── Data rows

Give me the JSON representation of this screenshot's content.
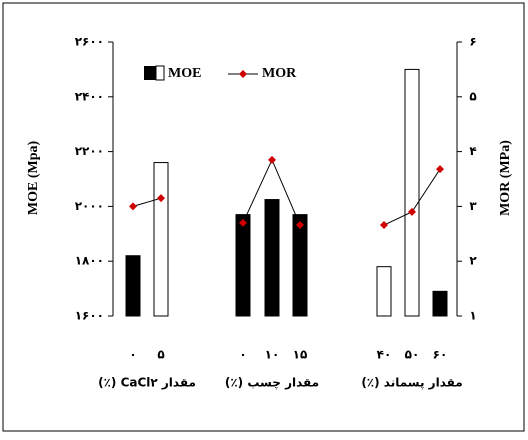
{
  "chart_data": {
    "type": "bar",
    "ylabel": "MOE (Mpa)",
    "y2label": "MOR (MPa)",
    "ylim": [
      1600,
      2600
    ],
    "yticks": [
      {
        "value": 1600,
        "label": "۱۶۰۰"
      },
      {
        "value": 1800,
        "label": "۱۸۰۰"
      },
      {
        "value": 2000,
        "label": "۲۰۰۰"
      },
      {
        "value": 2200,
        "label": "۲۲۰۰"
      },
      {
        "value": 2400,
        "label": "۲۴۰۰"
      },
      {
        "value": 2600,
        "label": "۲۶۰۰"
      }
    ],
    "y2lim": [
      1,
      6
    ],
    "y2ticks": [
      {
        "value": 1,
        "label": "۱"
      },
      {
        "value": 2,
        "label": "۲"
      },
      {
        "value": 3,
        "label": "۳"
      },
      {
        "value": 4,
        "label": "۴"
      },
      {
        "value": 5,
        "label": "۵"
      },
      {
        "value": 6,
        "label": "۶"
      }
    ],
    "series": [
      {
        "name": "MOE",
        "color": "#000000"
      },
      {
        "name": "MOR",
        "color": "#d00000",
        "axis": "y2"
      }
    ],
    "groups": [
      {
        "label": "مقدار CaCl۲ (٪)",
        "categories": [
          "۰",
          "۵"
        ],
        "moe": [
          1820,
          2160
        ],
        "moe_colors": [
          "#000000",
          "#ffffff"
        ],
        "mor": [
          3.0,
          3.15
        ]
      },
      {
        "label": "مقدار چسب (٪)",
        "categories": [
          "۰",
          "۱۰",
          "۱۵"
        ],
        "moe": [
          1970,
          2025,
          1970
        ],
        "moe_colors": [
          "#000000",
          "#000000",
          "#000000"
        ],
        "mor": [
          2.7,
          3.85,
          2.66
        ]
      },
      {
        "label": "مقدار پسماند (٪)",
        "categories": [
          "۴۰",
          "۵۰",
          "۶۰"
        ],
        "moe": [
          1780,
          2500,
          1690
        ],
        "moe_colors": [
          "#ffffff",
          "#ffffff",
          "#000000"
        ],
        "mor": [
          2.66,
          2.9,
          3.68
        ]
      }
    ]
  }
}
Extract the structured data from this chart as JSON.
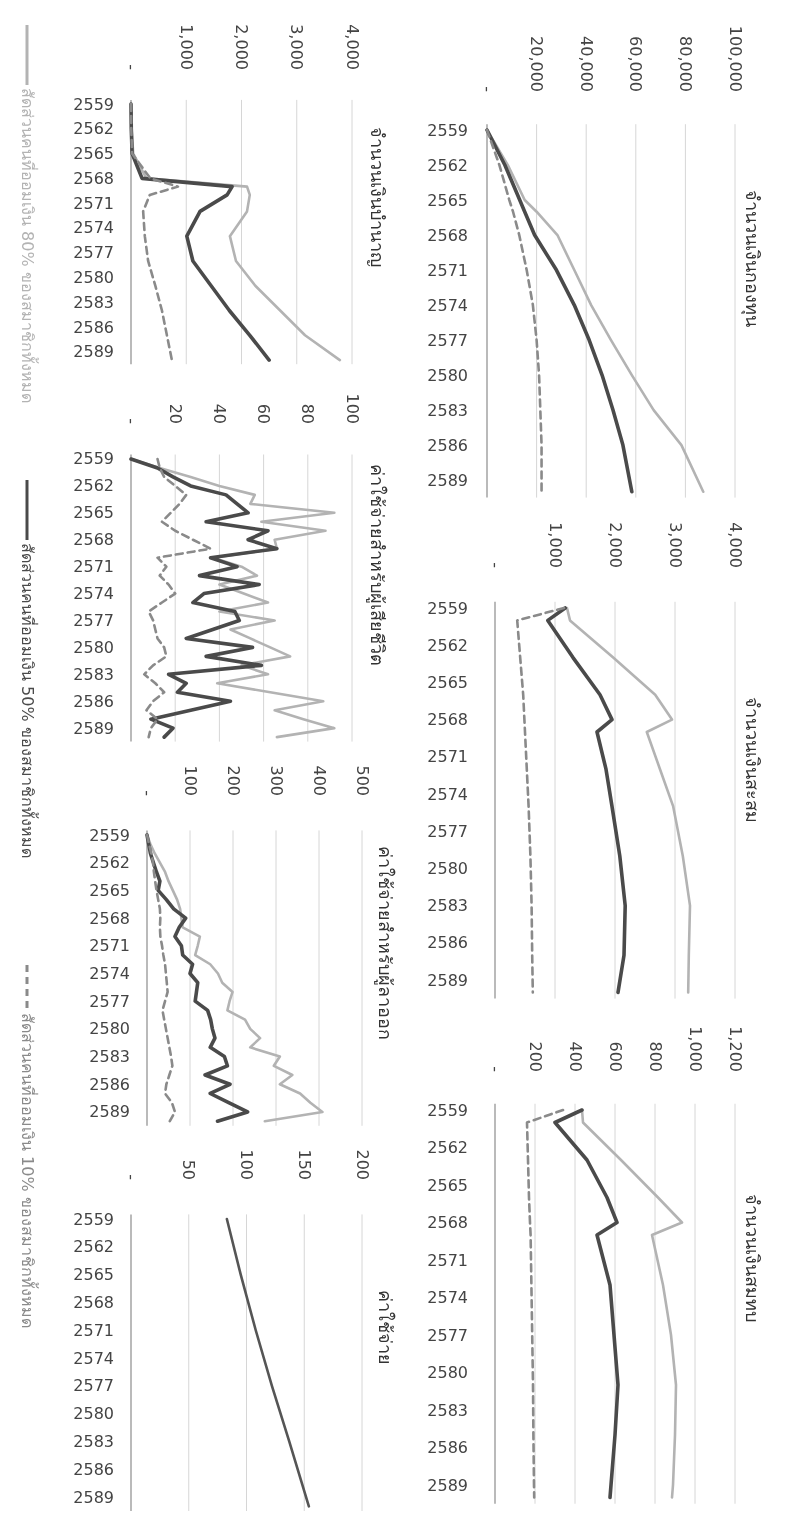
{
  "chart_data": [
    {
      "type": "line",
      "title": "จำนวนเงินกองทุน",
      "legend": "left",
      "grid": "x",
      "ylim": [
        2590.5,
        2558.5
      ],
      "yticks": [
        2559,
        2562,
        2565,
        2568,
        2571,
        2574,
        2577,
        2580,
        2583,
        2586,
        2589
      ],
      "xlim": [
        0,
        100000
      ],
      "xticks": [
        {
          "value": 0,
          "label": "-"
        },
        {
          "value": 20000,
          "label": "20,000"
        },
        {
          "value": 40000,
          "label": "40,000"
        },
        {
          "value": 60000,
          "label": "60,000"
        },
        {
          "value": 80000,
          "label": "80,000"
        },
        {
          "value": 100000,
          "label": "100,000"
        }
      ],
      "series": [
        {
          "name": "สัดส่วนคนที่ออมเงิน 80% ของสมาชิกทั้งหมด",
          "color": "#b3b3b3",
          "x": [
            0,
            8400,
            15200,
            20000,
            28400,
            35200,
            42000,
            50000,
            58400,
            67200,
            78400,
            87200
          ],
          "values": [
            2559,
            2562,
            2565,
            2566,
            2568,
            2571,
            2574,
            2577,
            2580,
            2583,
            2586,
            2590
          ]
        },
        {
          "name": "สัดส่วนคนที่ออมเงิน 50% ของสมาชิกทั้งหมด",
          "color": "#4a4a4a",
          "x": [
            0,
            7200,
            13200,
            15200,
            19200,
            28000,
            35200,
            41200,
            46400,
            50800,
            54800,
            58400
          ],
          "values": [
            2559,
            2562,
            2565,
            2566,
            2568,
            2571,
            2574,
            2577,
            2580,
            2583,
            2586,
            2590
          ]
        },
        {
          "name": "สัดส่วนคนที่ออมเงิน 10% ของสมาชิกทั้งหมด",
          "color": "#8a8a8a",
          "line_style": "dashed",
          "x": [
            0,
            5000,
            9000,
            10500,
            13000,
            16000,
            18500,
            20000,
            21000,
            21500,
            22000,
            22000
          ],
          "values": [
            2559,
            2562,
            2565,
            2566,
            2568,
            2571,
            2574,
            2577,
            2580,
            2583,
            2586,
            2590
          ]
        }
      ]
    },
    {
      "type": "line",
      "title": "จำนวนเงินสะสม",
      "grid": "x",
      "ylim": [
        2590.5,
        2558.5
      ],
      "yticks": [
        2559,
        2562,
        2565,
        2568,
        2571,
        2574,
        2577,
        2580,
        2583,
        2586,
        2589
      ],
      "xlim": [
        0,
        4000
      ],
      "xticks": [
        {
          "value": 0,
          "label": "-"
        },
        {
          "value": 1000,
          "label": "1,000"
        },
        {
          "value": 2000,
          "label": "2,000"
        },
        {
          "value": 3000,
          "label": "3,000"
        },
        {
          "value": 4000,
          "label": "4,000"
        }
      ],
      "series": [
        {
          "color": "#b3b3b3",
          "x": [
            1200,
            1250,
            1970,
            2670,
            2950,
            2530,
            2750,
            2970,
            3130,
            3250,
            3230,
            3220
          ],
          "values": [
            2559,
            2560,
            2563,
            2566,
            2568,
            2569,
            2572,
            2575,
            2579,
            2583,
            2587,
            2590
          ]
        },
        {
          "color": "#4a4a4a",
          "x": [
            1170,
            880,
            1300,
            1750,
            1950,
            1700,
            1850,
            1950,
            2080,
            2170,
            2150,
            2050
          ],
          "values": [
            2559,
            2560,
            2563,
            2566,
            2568,
            2569,
            2572,
            2575,
            2579,
            2583,
            2587,
            2590
          ]
        },
        {
          "color": "#8a8a8a",
          "line_style": "dashed",
          "x": [
            1150,
            370,
            420,
            470,
            490,
            500,
            530,
            560,
            590,
            610,
            620,
            630
          ],
          "values": [
            2559,
            2560,
            2563,
            2566,
            2568,
            2569,
            2572,
            2575,
            2579,
            2583,
            2587,
            2590
          ]
        }
      ]
    },
    {
      "type": "line",
      "title": "จำนวนเงินสมทบ",
      "grid": "x",
      "ylim": [
        2590.5,
        2558.5
      ],
      "yticks": [
        2559,
        2562,
        2565,
        2568,
        2571,
        2574,
        2577,
        2580,
        2583,
        2586,
        2589
      ],
      "xlim": [
        0,
        1200
      ],
      "xticks": [
        {
          "value": 0,
          "label": "-"
        },
        200,
        400,
        600,
        800,
        {
          "value": 1000,
          "label": "1,000"
        },
        {
          "value": 1200,
          "label": "1,200"
        }
      ],
      "series": [
        {
          "color": "#b3b3b3",
          "x": [
            435,
            440,
            630,
            815,
            935,
            785,
            840,
            880,
            905,
            900,
            890,
            885
          ],
          "values": [
            2559,
            2560,
            2563,
            2566,
            2568,
            2569,
            2573,
            2577,
            2581,
            2585,
            2589,
            2590
          ]
        },
        {
          "color": "#4a4a4a",
          "x": [
            435,
            300,
            460,
            560,
            610,
            510,
            575,
            595,
            615,
            600,
            580,
            575
          ],
          "values": [
            2559,
            2560,
            2563,
            2566,
            2568,
            2569,
            2573,
            2577,
            2581,
            2585,
            2589,
            2590
          ]
        },
        {
          "color": "#8a8a8a",
          "line_style": "dashed",
          "x": [
            340,
            160,
            165,
            170,
            175,
            178,
            182,
            186,
            190,
            192,
            195,
            196
          ],
          "values": [
            2559,
            2560,
            2563,
            2566,
            2568,
            2569,
            2573,
            2577,
            2581,
            2585,
            2589,
            2590
          ]
        }
      ]
    },
    {
      "type": "line",
      "title": "จำนวนเงินบำนาญ",
      "grid": "x",
      "ylim": [
        2590.5,
        2558.5
      ],
      "yticks": [
        2559,
        2562,
        2565,
        2568,
        2571,
        2574,
        2577,
        2580,
        2583,
        2586,
        2589
      ],
      "xlim": [
        0,
        4000
      ],
      "xticks": [
        {
          "value": 0,
          "label": "-"
        },
        {
          "value": 1000,
          "label": "1,000"
        },
        {
          "value": 2000,
          "label": "2,000"
        },
        {
          "value": 3000,
          "label": "3,000"
        },
        {
          "value": 4000,
          "label": "4,000"
        }
      ],
      "series": [
        {
          "color": "#b3b3b3",
          "x": [
            0,
            10,
            40,
            280,
            2100,
            2150,
            2100,
            1790,
            1900,
            2250,
            2700,
            3150,
            3780
          ],
          "values": [
            2559,
            2562,
            2565,
            2568,
            2569,
            2570,
            2572,
            2575,
            2578,
            2581,
            2584,
            2587,
            2590
          ]
        },
        {
          "color": "#4a4a4a",
          "x": [
            0,
            5,
            20,
            200,
            1830,
            1740,
            1250,
            1010,
            1120,
            1450,
            1780,
            2150,
            2500
          ],
          "values": [
            2559,
            2562,
            2565,
            2568,
            2569,
            2570,
            2572,
            2575,
            2578,
            2581,
            2584,
            2587,
            2590
          ]
        },
        {
          "color": "#8a8a8a",
          "line_style": "dashed",
          "x": [
            0,
            5,
            20,
            350,
            850,
            340,
            220,
            250,
            310,
            440,
            560,
            650,
            740
          ],
          "values": [
            2559,
            2562,
            2565,
            2568,
            2569,
            2570,
            2572,
            2575,
            2578,
            2581,
            2584,
            2587,
            2590
          ]
        }
      ]
    },
    {
      "type": "line",
      "title": "ค่าใช้จ่ายสำหรับผู้เสียชีวิต",
      "grid": "x",
      "ylim": [
        2590.5,
        2558.5
      ],
      "yticks": [
        2559,
        2562,
        2565,
        2568,
        2571,
        2574,
        2577,
        2580,
        2583,
        2586,
        2589
      ],
      "xlim": [
        0,
        100
      ],
      "xticks": [
        {
          "value": 0,
          "label": "-"
        },
        20,
        40,
        60,
        80,
        100
      ],
      "series": [
        {
          "color": "#b3b3b3",
          "x": [
            0,
            13,
            27,
            40,
            56,
            54,
            92,
            59,
            88,
            65,
            66,
            37,
            50,
            57,
            40,
            51,
            62,
            40,
            65,
            45,
            54,
            63,
            72,
            50,
            62,
            39,
            63,
            87,
            65,
            78,
            92,
            66
          ],
          "values": [
            2559,
            2560,
            2561,
            2562,
            2563,
            2564,
            2565,
            2566,
            2567,
            2568,
            2569,
            2570,
            2571,
            2572,
            2573,
            2574,
            2575,
            2576,
            2577,
            2578,
            2579,
            2580,
            2581,
            2582,
            2583,
            2584,
            2585,
            2586,
            2587,
            2588,
            2589,
            2590
          ]
        },
        {
          "color": "#4a4a4a",
          "x": [
            0,
            12,
            19,
            27,
            43,
            48,
            53,
            34,
            62,
            53,
            66,
            36,
            48,
            31,
            58,
            33,
            28,
            47,
            49,
            37,
            25,
            55,
            34,
            59,
            17,
            25,
            21,
            45,
            27,
            9,
            19,
            15
          ],
          "values": [
            2559,
            2560,
            2561,
            2562,
            2563,
            2564,
            2565,
            2566,
            2567,
            2568,
            2569,
            2570,
            2571,
            2572,
            2573,
            2574,
            2575,
            2576,
            2577,
            2578,
            2579,
            2580,
            2581,
            2582,
            2583,
            2584,
            2585,
            2586,
            2587,
            2588,
            2589,
            2590
          ]
        },
        {
          "color": "#8a8a8a",
          "line_style": "dashed",
          "x": [
            12,
            13,
            15,
            20,
            25,
            22,
            18,
            14,
            20,
            28,
            36,
            12,
            16,
            13,
            17,
            20,
            14,
            8,
            10,
            11,
            12,
            15,
            16,
            10,
            6,
            11,
            15,
            10,
            7,
            12,
            9,
            8
          ],
          "values": [
            2559,
            2560,
            2561,
            2562,
            2563,
            2564,
            2565,
            2566,
            2567,
            2568,
            2569,
            2570,
            2571,
            2572,
            2573,
            2574,
            2575,
            2576,
            2577,
            2578,
            2579,
            2580,
            2581,
            2582,
            2583,
            2584,
            2585,
            2586,
            2587,
            2588,
            2589,
            2590
          ]
        }
      ]
    },
    {
      "type": "line",
      "title": "ค่าใช้จ่ายสำหรับผู้ลาออก",
      "grid": "x",
      "ylim": [
        2590.5,
        2558.5
      ],
      "yticks": [
        2559,
        2562,
        2565,
        2568,
        2571,
        2574,
        2577,
        2580,
        2583,
        2586,
        2589
      ],
      "xlim": [
        0,
        500
      ],
      "xticks": [
        {
          "value": 0,
          "label": "-"
        },
        100,
        200,
        300,
        400,
        500
      ],
      "series": [
        {
          "color": "#b3b3b3",
          "x": [
            0,
            8,
            18,
            30,
            42,
            50,
            60,
            70,
            77,
            80,
            83,
            123,
            118,
            112,
            147,
            165,
            175,
            199,
            192,
            187,
            228,
            240,
            263,
            240,
            309,
            295,
            338,
            309,
            356,
            380,
            408,
            274
          ],
          "values": [
            2559,
            2560,
            2561,
            2562,
            2563,
            2564,
            2565,
            2566,
            2567,
            2568,
            2569,
            2570,
            2571,
            2572,
            2573,
            2574,
            2575,
            2576,
            2577,
            2578,
            2579,
            2580,
            2581,
            2582,
            2583,
            2584,
            2585,
            2586,
            2587,
            2588,
            2589,
            2590
          ]
        },
        {
          "color": "#4a4a4a",
          "x": [
            0,
            4,
            8,
            15,
            22,
            30,
            26,
            45,
            62,
            90,
            75,
            65,
            80,
            83,
            106,
            100,
            118,
            115,
            112,
            141,
            148,
            152,
            158,
            147,
            180,
            187,
            135,
            193,
            147,
            190,
            234,
            164
          ],
          "values": [
            2559,
            2560,
            2561,
            2562,
            2563,
            2564,
            2565,
            2566,
            2567,
            2568,
            2569,
            2570,
            2571,
            2572,
            2573,
            2574,
            2575,
            2576,
            2577,
            2578,
            2579,
            2580,
            2581,
            2582,
            2583,
            2584,
            2585,
            2586,
            2587,
            2588,
            2589,
            2590
          ]
        },
        {
          "color": "#8a8a8a",
          "line_style": "dashed",
          "x": [
            0,
            5,
            10,
            14,
            16,
            19,
            22,
            26,
            30,
            31,
            30,
            31,
            35,
            38,
            42,
            44,
            46,
            48,
            42,
            36,
            40,
            44,
            48,
            52,
            56,
            59,
            52,
            45,
            42,
            58,
            65,
            53
          ],
          "values": [
            2559,
            2560,
            2561,
            2562,
            2563,
            2564,
            2565,
            2566,
            2567,
            2568,
            2569,
            2570,
            2571,
            2572,
            2573,
            2574,
            2575,
            2576,
            2577,
            2578,
            2579,
            2580,
            2581,
            2582,
            2583,
            2584,
            2585,
            2586,
            2587,
            2588,
            2589,
            2590
          ]
        }
      ]
    },
    {
      "type": "line",
      "title": "ค่าใช้จ่าย",
      "grid": "x",
      "ylim": [
        2590.5,
        2558.5
      ],
      "yticks": [
        2559,
        2562,
        2565,
        2568,
        2571,
        2574,
        2577,
        2580,
        2583,
        2586,
        2589
      ],
      "xlim": [
        0,
        200
      ],
      "xticks": [
        {
          "value": 0,
          "label": "-"
        },
        50,
        100,
        150,
        200
      ],
      "series": [
        {
          "color": "#555555",
          "x": [
            83,
            95,
            108,
            122,
            137,
            154
          ],
          "values": [
            2559,
            2565,
            2571,
            2577,
            2583,
            2590
          ]
        }
      ]
    }
  ]
}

────

Only the number is wanted: how many lines in the entries above contain the word "จำนวนเง"?

Worked answer: 4